| Exercise objective |
Images embedded in the records are excluded; print everything else exactly as given.
※ ※ ※
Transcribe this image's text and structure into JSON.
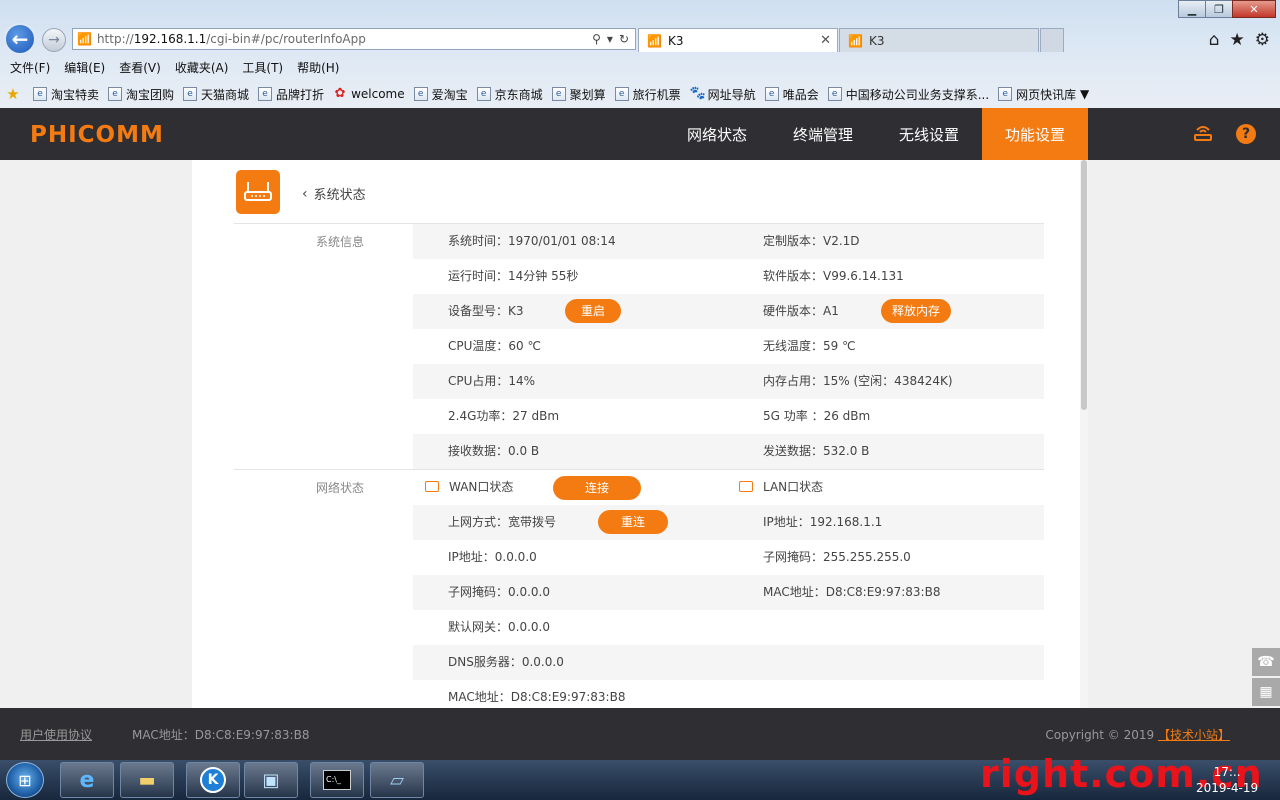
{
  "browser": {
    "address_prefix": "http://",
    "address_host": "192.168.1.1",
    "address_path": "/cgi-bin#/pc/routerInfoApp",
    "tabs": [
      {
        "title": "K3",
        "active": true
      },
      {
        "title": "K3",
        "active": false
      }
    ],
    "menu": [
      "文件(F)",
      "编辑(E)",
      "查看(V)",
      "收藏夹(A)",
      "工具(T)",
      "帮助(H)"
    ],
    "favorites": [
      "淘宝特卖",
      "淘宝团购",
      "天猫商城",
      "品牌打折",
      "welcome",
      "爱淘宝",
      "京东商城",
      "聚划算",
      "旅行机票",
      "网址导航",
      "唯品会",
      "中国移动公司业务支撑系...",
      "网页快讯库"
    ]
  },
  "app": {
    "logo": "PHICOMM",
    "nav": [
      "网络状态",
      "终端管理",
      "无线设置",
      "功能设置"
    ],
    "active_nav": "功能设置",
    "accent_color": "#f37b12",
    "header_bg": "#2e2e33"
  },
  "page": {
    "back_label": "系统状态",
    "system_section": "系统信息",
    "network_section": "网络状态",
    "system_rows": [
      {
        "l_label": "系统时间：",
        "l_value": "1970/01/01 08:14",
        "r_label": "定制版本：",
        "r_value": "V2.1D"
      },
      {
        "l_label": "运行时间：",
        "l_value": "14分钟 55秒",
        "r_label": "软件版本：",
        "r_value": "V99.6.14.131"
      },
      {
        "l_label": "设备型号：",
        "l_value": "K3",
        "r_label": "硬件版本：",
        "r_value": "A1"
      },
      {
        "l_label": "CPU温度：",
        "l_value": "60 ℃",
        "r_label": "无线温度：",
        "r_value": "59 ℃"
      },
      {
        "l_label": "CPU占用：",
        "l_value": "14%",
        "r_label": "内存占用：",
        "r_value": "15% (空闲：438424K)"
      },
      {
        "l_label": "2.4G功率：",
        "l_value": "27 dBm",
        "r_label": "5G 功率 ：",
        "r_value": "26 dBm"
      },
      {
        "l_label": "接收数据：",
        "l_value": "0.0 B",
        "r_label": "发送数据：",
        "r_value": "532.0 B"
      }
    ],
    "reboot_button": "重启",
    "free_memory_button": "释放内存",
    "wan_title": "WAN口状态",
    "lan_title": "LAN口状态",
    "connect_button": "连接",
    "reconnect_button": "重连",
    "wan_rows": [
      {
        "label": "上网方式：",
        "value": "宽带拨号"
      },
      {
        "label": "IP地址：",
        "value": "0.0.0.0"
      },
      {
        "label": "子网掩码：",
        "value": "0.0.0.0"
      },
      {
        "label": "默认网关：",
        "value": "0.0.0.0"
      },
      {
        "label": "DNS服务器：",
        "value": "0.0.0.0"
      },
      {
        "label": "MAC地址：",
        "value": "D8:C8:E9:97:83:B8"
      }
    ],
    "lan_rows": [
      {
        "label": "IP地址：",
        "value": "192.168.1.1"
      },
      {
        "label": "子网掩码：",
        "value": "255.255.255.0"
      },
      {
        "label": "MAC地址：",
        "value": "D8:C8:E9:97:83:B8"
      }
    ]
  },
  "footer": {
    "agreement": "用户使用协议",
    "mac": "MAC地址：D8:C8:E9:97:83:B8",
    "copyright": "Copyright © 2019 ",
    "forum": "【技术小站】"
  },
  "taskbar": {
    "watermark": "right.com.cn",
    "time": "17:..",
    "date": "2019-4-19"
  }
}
※ ※ ※
| In response |
Transcribe this image's text and structure into JSON.
{
  "browser": {
    "address_prefix": "http://",
    "address_host": "192.168.1.1",
    "address_path": "/cgi-bin#/pc/routerInfoApp",
    "tabs": [
      {
        "title": "K3",
        "active": true
      },
      {
        "title": "K3",
        "active": false
      }
    ],
    "menu": [
      "文件(F)",
      "编辑(E)",
      "查看(V)",
      "收藏夹(A)",
      "工具(T)",
      "帮助(H)"
    ],
    "favorites": [
      "淘宝特卖",
      "淘宝团购",
      "天猫商城",
      "品牌打折",
      "welcome",
      "爱淘宝",
      "京东商城",
      "聚划算",
      "旅行机票",
      "网址导航",
      "唯品会",
      "中国移动公司业务支撑系...",
      "网页快讯库"
    ]
  },
  "app": {
    "logo": "PHICOMM",
    "nav": [
      "网络状态",
      "终端管理",
      "无线设置",
      "功能设置"
    ],
    "active_nav": "功能设置",
    "accent_color": "#f37b12",
    "header_bg": "#2e2e33"
  },
  "page": {
    "back_label": "系统状态",
    "system_section": "系统信息",
    "network_section": "网络状态",
    "system_rows": [
      {
        "l_label": "系统时间：",
        "l_value": "1970/01/01 08:14",
        "r_label": "定制版本：",
        "r_value": "V2.1D"
      },
      {
        "l_label": "运行时间：",
        "l_value": "14分钟 55秒",
        "r_label": "软件版本：",
        "r_value": "V99.6.14.131"
      },
      {
        "l_label": "设备型号：",
        "l_value": "K3",
        "r_label": "硬件版本：",
        "r_value": "A1"
      },
      {
        "l_label": "CPU温度：",
        "l_value": "60 ℃",
        "r_label": "无线温度：",
        "r_value": "59 ℃"
      },
      {
        "l_label": "CPU占用：",
        "l_value": "14%",
        "r_label": "内存占用：",
        "r_value": "15% (空闲：438424K)"
      },
      {
        "l_label": "2.4G功率：",
        "l_value": "27 dBm",
        "r_label": "5G 功率 ：",
        "r_value": "26 dBm"
      },
      {
        "l_label": "接收数据：",
        "l_value": "0.0 B",
        "r_label": "发送数据：",
        "r_value": "532.0 B"
      }
    ],
    "reboot_button": "重启",
    "free_memory_button": "释放内存",
    "wan_title": "WAN口状态",
    "lan_title": "LAN口状态",
    "connect_button": "连接",
    "reconnect_button": "重连",
    "wan_rows": [
      {
        "label": "上网方式：",
        "value": "宽带拨号"
      },
      {
        "label": "IP地址：",
        "value": "0.0.0.0"
      },
      {
        "label": "子网掩码：",
        "value": "0.0.0.0"
      },
      {
        "label": "默认网关：",
        "value": "0.0.0.0"
      },
      {
        "label": "DNS服务器：",
        "value": "0.0.0.0"
      },
      {
        "label": "MAC地址：",
        "value": "D8:C8:E9:97:83:B8"
      }
    ],
    "lan_rows": [
      {
        "label": "IP地址：",
        "value": "192.168.1.1"
      },
      {
        "label": "子网掩码：",
        "value": "255.255.255.0"
      },
      {
        "label": "MAC地址：",
        "value": "D8:C8:E9:97:83:B8"
      }
    ]
  },
  "footer": {
    "agreement": "用户使用协议",
    "mac": "MAC地址：D8:C8:E9:97:83:B8",
    "copyright": "Copyright © 2019 ",
    "forum": "【技术小站】"
  },
  "taskbar": {
    "watermark": "right.com.cn",
    "time": "17:..",
    "date": "2019-4-19"
  }
}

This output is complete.